**Your objective:** Your copy of the data below must be exact and must leave out all pictures.

Data records for software interfaces
┌──

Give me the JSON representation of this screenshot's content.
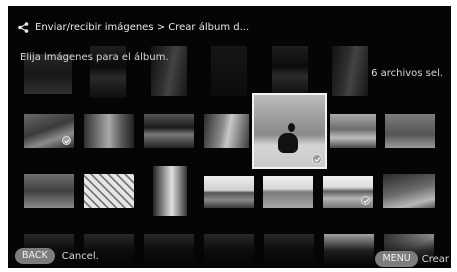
{
  "header": {
    "breadcrumb": "Enviar/recibir imágenes > Crear álbum d...",
    "icon": "share-icon"
  },
  "prompt": "Elija imágenes para el álbum.",
  "selection_count": "6 archivos sel.",
  "footer": {
    "back_key": "BACK",
    "back_label": "Cancel.",
    "menu_key": "MENU",
    "menu_label": "Crear"
  },
  "colors": {
    "background": "#050505",
    "pill": "#7d7d7d",
    "text": "#e8e8e8"
  }
}
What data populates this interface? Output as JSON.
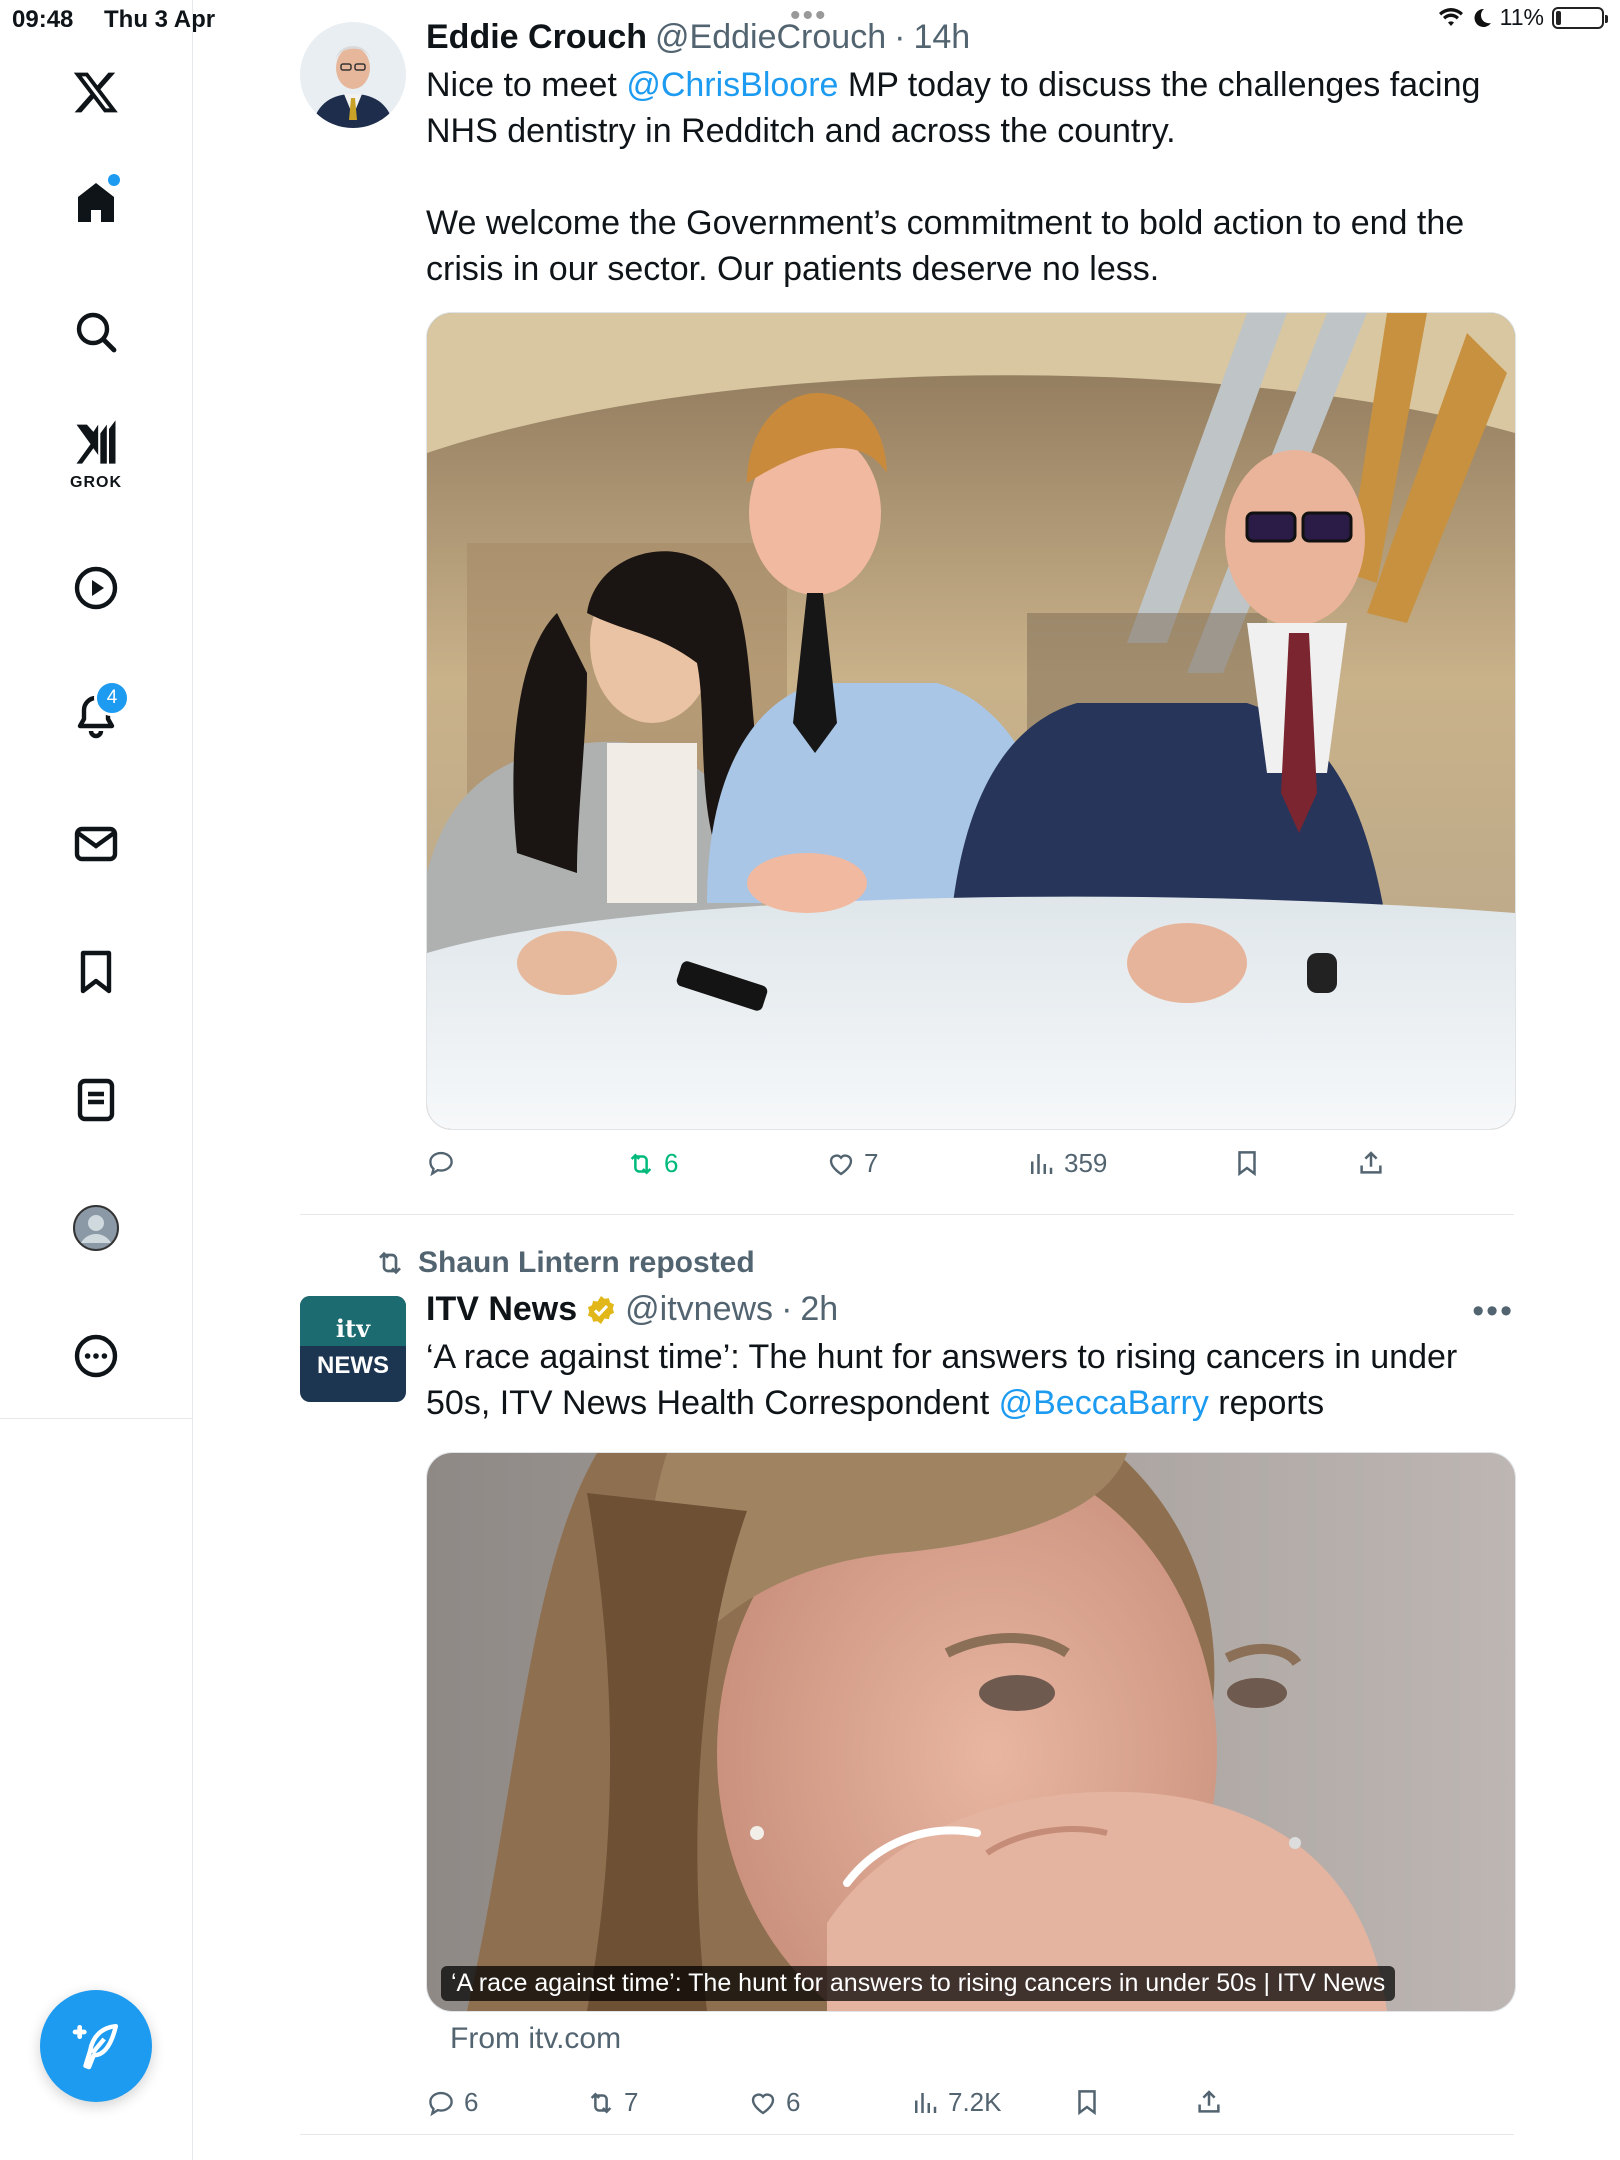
{
  "status_bar": {
    "time": "09:48",
    "date": "Thu 3 Apr",
    "battery": "11%",
    "battery_level": 0.11,
    "dots": "•••"
  },
  "sidebar": {
    "grok_label": "GROK",
    "notifications_count": "4",
    "items": [
      "x-logo",
      "home",
      "search",
      "grok",
      "video",
      "notifications",
      "messages",
      "bookmarks",
      "lists",
      "profile",
      "more"
    ]
  },
  "tweets": [
    {
      "name": "Eddie Crouch",
      "handle": "@EddieCrouch",
      "sep": "·",
      "time": "14h",
      "text_p1_a": "Nice to meet ",
      "mention": "@ChrisBloore",
      "text_p1_b": " MP today to discuss the challenges facing NHS dentistry in Redditch and across the country.",
      "text_p2": "We welcome the Government’s commitment to bold action to end the crisis in our sector. Our patients deserve no less.",
      "stats": {
        "reposts": "6",
        "likes": "7",
        "views": "359"
      }
    },
    {
      "repost_label": "Shaun Lintern reposted",
      "avatar_logo_top": "itv",
      "avatar_logo_bottom": "NEWS",
      "name": "ITV News",
      "handle": "@itvnews",
      "sep": "·",
      "time": "2h",
      "text_a": "‘A race against time’: The hunt for answers to rising cancers in under 50s, ITV News Health Correspondent ",
      "mention": "@BeccaBarry",
      "text_b": " reports",
      "card_caption": "‘A race against time’: The hunt for answers to rising cancers in under 50s | ITV News",
      "card_source": "From itv.com",
      "stats": {
        "replies": "6",
        "reposts": "7",
        "likes": "6",
        "views": "7.2K"
      },
      "more": "•••"
    }
  ],
  "colors": {
    "accent": "#1d9bf0",
    "repost_green": "#00ba7c",
    "secondary": "#536471",
    "itv_teal": "#1b6b70"
  }
}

└──

**Task answer:**
Give me the JSON representation of this screenshot's content.
{
  "header": {
    "breadcrumb": "Enviar/recibir imágenes > Crear álbum d...",
    "icon": "share-icon"
  },
  "prompt": "Elija imágenes para el álbum.",
  "selection_count": "6 archivos sel.",
  "footer": {
    "back_key": "BACK",
    "back_label": "Cancel.",
    "menu_key": "MENU",
    "menu_label": "Crear"
  },
  "colors": {
    "background": "#050505",
    "pill": "#7d7d7d",
    "text": "#e8e8e8"
  }
}
What data populates this interface? Output as JSON.
{
  "status_bar": {
    "time": "09:48",
    "date": "Thu 3 Apr",
    "battery": "11%",
    "battery_level": 0.11,
    "dots": "•••"
  },
  "sidebar": {
    "grok_label": "GROK",
    "notifications_count": "4",
    "items": [
      "x-logo",
      "home",
      "search",
      "grok",
      "video",
      "notifications",
      "messages",
      "bookmarks",
      "lists",
      "profile",
      "more"
    ]
  },
  "tweets": [
    {
      "name": "Eddie Crouch",
      "handle": "@EddieCrouch",
      "sep": "·",
      "time": "14h",
      "text_p1_a": "Nice to meet ",
      "mention": "@ChrisBloore",
      "text_p1_b": " MP today to discuss the challenges facing NHS dentistry in Redditch and across the country.",
      "text_p2": "We welcome the Government’s commitment to bold action to end the crisis in our sector. Our patients deserve no less.",
      "stats": {
        "reposts": "6",
        "likes": "7",
        "views": "359"
      }
    },
    {
      "repost_label": "Shaun Lintern reposted",
      "avatar_logo_top": "itv",
      "avatar_logo_bottom": "NEWS",
      "name": "ITV News",
      "handle": "@itvnews",
      "sep": "·",
      "time": "2h",
      "text_a": "‘A race against time’: The hunt for answers to rising cancers in under 50s, ITV News Health Correspondent ",
      "mention": "@BeccaBarry",
      "text_b": " reports",
      "card_caption": "‘A race against time’: The hunt for answers to rising cancers in under 50s | ITV News",
      "card_source": "From itv.com",
      "stats": {
        "replies": "6",
        "reposts": "7",
        "likes": "6",
        "views": "7.2K"
      },
      "more": "•••"
    }
  ],
  "colors": {
    "accent": "#1d9bf0",
    "repost_green": "#00ba7c",
    "secondary": "#536471",
    "itv_teal": "#1b6b70"
  }
}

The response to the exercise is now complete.